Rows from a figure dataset
+ + + +
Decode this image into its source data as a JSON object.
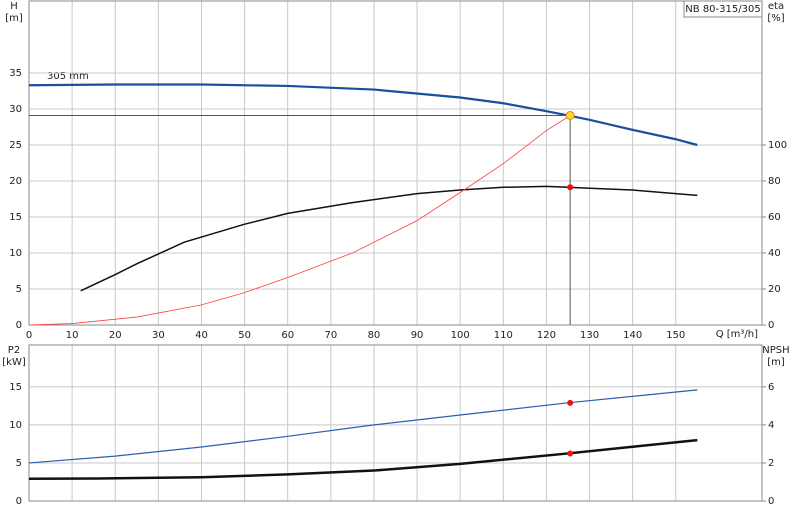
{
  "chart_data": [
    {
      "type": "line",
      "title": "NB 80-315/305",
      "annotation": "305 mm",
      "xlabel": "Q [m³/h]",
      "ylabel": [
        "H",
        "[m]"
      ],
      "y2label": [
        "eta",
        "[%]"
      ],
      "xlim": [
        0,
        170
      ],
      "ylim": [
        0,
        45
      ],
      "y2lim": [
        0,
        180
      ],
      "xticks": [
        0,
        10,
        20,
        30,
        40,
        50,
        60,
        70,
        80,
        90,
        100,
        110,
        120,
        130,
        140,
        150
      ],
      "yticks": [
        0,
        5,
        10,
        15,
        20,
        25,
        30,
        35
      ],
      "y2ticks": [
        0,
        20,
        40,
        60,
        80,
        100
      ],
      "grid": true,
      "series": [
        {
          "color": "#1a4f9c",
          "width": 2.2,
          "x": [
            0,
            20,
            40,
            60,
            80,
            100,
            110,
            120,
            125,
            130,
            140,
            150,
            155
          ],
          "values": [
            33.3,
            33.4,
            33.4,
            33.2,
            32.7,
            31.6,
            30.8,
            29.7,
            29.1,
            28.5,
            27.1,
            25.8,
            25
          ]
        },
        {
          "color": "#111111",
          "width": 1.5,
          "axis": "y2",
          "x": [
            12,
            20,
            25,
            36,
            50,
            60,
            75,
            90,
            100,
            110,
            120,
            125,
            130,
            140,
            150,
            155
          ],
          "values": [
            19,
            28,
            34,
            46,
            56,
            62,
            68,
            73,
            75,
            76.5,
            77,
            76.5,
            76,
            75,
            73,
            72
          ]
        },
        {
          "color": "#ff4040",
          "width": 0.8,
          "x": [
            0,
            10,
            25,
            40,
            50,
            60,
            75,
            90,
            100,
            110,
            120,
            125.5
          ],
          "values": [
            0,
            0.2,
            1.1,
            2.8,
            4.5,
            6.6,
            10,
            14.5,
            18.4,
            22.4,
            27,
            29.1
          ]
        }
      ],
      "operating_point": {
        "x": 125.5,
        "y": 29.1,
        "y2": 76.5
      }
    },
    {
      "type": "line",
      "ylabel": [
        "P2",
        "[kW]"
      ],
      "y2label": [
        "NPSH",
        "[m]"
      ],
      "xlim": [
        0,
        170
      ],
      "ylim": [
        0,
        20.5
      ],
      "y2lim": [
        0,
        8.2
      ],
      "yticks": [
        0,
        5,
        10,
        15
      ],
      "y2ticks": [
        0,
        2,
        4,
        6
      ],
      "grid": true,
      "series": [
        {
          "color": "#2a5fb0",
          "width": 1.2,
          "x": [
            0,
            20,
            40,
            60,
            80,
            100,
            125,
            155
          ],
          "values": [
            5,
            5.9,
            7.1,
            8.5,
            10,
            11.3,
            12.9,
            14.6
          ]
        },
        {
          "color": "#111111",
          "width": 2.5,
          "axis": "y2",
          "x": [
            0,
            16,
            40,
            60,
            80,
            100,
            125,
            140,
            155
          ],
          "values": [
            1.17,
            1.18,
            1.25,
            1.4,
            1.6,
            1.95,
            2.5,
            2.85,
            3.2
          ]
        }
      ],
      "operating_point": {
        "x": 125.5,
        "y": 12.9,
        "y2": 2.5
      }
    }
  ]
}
+ + + +
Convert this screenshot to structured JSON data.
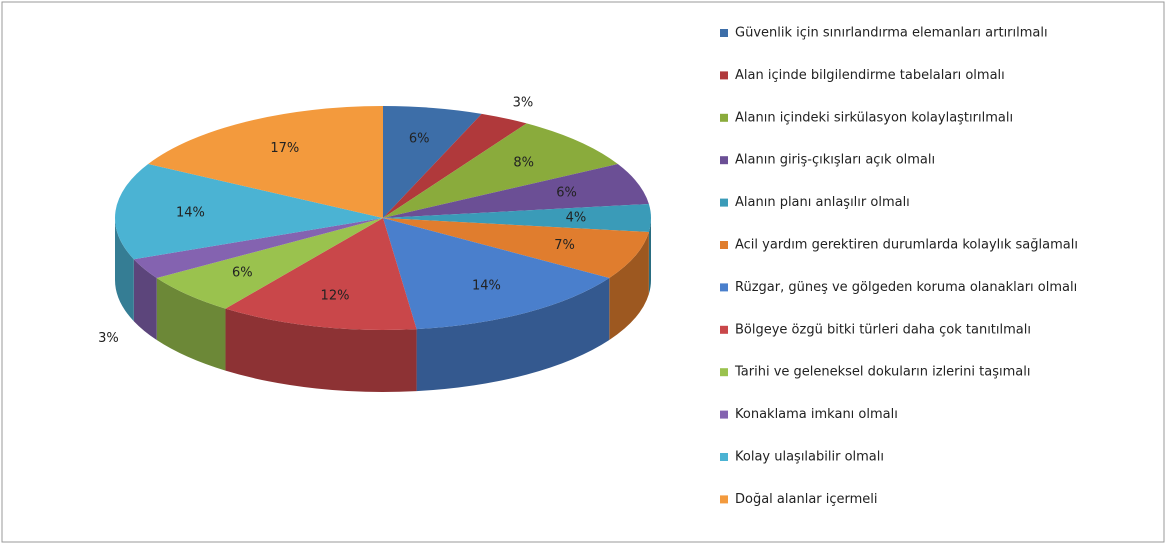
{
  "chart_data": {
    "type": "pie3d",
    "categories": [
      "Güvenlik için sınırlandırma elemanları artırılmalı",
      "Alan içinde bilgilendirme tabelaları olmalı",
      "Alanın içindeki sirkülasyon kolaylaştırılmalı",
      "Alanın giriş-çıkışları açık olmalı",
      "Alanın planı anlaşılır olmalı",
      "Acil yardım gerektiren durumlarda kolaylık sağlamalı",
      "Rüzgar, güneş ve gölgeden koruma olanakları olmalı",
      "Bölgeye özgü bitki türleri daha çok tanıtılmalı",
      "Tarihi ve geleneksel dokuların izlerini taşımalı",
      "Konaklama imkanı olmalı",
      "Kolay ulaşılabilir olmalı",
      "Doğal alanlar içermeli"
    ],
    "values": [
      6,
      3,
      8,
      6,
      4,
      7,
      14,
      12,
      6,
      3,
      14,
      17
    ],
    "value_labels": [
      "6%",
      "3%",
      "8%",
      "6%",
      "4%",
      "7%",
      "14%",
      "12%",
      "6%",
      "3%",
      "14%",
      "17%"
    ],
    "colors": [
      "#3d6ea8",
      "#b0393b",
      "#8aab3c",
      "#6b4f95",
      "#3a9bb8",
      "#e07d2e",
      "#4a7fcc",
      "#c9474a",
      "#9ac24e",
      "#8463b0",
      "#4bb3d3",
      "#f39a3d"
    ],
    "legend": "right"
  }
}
+ + + +
▸ **Directive**
Select and copy every line from the records that includes the word "olmalı".

▸ **Response to the task**
      "Alan içinde bilgilendirme tabelaları olmalı",
      "Alanın giriş-çıkışları açık olmalı",
      "Alanın planı anlaşılır olmalı",
      "Rüzgar, güneş ve gölgeden koruma olanakları olmalı",
      "Konaklama imkanı olmalı",
      "Kolay ulaşılabilir olmalı",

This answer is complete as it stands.